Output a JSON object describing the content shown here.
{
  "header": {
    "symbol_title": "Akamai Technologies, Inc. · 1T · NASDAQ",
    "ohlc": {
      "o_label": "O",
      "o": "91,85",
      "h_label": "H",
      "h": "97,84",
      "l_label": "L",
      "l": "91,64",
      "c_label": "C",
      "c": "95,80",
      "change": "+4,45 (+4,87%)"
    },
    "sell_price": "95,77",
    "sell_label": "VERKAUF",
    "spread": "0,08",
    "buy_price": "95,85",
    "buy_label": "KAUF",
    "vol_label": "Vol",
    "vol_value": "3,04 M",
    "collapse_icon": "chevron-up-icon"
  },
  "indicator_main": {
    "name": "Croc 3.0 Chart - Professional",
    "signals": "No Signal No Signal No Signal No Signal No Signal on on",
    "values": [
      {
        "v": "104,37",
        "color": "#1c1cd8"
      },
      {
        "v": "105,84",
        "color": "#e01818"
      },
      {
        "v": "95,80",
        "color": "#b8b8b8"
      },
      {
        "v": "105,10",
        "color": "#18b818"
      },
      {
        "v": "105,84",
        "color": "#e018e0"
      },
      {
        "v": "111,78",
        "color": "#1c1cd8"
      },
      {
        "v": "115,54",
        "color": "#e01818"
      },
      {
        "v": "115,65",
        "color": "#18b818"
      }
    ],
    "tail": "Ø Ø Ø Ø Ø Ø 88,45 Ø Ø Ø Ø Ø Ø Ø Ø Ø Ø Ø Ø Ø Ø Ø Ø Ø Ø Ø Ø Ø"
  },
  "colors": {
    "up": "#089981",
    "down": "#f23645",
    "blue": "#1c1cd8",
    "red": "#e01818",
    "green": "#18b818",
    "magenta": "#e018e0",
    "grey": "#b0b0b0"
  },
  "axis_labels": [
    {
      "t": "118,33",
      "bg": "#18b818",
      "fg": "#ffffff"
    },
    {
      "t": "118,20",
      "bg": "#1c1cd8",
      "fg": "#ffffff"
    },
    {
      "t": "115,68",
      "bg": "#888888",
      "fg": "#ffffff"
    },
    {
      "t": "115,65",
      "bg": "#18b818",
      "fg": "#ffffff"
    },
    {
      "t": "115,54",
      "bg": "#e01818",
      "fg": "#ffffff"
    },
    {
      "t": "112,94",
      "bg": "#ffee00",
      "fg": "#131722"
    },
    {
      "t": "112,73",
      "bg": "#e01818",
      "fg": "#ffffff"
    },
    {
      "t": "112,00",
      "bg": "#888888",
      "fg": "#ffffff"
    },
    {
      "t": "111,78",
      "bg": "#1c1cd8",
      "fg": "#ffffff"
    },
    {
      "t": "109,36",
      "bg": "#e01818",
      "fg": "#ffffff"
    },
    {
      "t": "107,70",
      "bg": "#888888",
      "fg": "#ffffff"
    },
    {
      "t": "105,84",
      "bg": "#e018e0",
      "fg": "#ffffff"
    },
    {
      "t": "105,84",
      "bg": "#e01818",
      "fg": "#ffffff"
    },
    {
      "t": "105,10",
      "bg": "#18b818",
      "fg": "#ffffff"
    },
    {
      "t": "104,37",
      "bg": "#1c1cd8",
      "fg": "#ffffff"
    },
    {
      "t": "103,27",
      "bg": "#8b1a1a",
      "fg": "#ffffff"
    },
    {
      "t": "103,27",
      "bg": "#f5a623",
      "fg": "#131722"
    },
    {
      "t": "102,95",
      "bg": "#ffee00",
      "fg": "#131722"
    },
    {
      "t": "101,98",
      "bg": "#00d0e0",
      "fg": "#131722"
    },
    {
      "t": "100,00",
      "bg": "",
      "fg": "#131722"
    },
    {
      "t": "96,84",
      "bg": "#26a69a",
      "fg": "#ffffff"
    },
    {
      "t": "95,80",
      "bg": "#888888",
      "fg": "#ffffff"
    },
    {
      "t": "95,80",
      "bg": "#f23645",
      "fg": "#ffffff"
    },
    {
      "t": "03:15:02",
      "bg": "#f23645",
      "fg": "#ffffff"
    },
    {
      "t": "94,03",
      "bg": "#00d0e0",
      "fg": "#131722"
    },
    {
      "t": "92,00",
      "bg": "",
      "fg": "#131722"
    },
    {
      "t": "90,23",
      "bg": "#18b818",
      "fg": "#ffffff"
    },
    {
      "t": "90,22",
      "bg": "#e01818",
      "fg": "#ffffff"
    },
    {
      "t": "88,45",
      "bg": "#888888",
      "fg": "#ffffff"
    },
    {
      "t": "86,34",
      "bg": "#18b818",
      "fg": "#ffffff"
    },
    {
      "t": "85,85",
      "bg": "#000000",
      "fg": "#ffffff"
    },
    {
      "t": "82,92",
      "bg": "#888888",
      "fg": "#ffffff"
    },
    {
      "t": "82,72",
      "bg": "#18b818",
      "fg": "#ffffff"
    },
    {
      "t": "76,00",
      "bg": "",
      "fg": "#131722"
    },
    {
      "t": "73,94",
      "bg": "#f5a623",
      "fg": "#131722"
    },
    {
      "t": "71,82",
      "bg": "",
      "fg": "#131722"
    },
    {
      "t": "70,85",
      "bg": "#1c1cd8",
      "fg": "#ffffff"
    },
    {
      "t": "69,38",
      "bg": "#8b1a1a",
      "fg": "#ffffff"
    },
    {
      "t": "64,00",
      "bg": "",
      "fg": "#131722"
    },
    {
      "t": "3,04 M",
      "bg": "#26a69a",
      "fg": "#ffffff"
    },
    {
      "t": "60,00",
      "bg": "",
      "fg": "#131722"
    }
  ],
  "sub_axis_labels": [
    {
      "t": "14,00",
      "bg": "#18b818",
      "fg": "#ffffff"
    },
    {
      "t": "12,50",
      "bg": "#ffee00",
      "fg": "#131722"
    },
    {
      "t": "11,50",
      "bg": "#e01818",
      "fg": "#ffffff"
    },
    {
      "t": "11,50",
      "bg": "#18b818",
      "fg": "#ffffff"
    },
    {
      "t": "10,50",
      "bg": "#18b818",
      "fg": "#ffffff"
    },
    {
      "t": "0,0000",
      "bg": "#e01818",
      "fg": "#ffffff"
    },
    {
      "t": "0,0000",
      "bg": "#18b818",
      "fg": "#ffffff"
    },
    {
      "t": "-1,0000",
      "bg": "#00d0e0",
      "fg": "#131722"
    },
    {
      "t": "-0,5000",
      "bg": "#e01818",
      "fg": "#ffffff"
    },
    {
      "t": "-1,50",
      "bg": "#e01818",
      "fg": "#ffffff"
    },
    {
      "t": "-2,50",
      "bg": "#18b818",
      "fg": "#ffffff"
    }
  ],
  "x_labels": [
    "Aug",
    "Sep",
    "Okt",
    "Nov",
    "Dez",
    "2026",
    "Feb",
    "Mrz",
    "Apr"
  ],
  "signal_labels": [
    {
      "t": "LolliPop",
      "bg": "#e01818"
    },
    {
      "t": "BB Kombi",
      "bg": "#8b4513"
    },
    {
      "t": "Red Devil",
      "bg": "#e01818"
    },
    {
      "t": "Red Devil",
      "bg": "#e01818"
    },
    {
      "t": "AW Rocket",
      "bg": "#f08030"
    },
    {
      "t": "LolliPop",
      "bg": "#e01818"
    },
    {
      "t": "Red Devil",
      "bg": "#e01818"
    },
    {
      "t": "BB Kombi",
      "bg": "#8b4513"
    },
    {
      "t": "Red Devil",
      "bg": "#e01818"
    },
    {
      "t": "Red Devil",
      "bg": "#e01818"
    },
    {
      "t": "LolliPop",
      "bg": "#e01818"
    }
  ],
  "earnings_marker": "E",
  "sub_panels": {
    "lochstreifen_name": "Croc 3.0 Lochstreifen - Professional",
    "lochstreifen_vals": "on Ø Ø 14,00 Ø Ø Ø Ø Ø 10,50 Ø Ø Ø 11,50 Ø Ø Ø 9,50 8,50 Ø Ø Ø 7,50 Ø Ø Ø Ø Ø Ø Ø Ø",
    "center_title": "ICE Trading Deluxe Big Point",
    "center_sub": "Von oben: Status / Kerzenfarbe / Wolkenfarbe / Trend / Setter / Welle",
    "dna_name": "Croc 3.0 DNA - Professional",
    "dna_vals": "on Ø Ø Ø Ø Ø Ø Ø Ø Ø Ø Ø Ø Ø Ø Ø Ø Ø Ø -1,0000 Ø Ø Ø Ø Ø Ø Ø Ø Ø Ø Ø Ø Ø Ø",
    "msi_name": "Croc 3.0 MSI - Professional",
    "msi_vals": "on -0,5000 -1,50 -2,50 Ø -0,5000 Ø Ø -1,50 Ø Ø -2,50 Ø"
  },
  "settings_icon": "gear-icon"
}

● **Problem statement**
Every line that holds the string "Professional" should be returned.

● **Final result**
    "name": "Croc 3.0 Chart - Professional",
    "lochstreifen_name": "Croc 3.0 Lochstreifen - Professional",
    "dna_name": "Croc 3.0 DNA - Professional",
    "msi_name": "Croc 3.0 MSI - Professional",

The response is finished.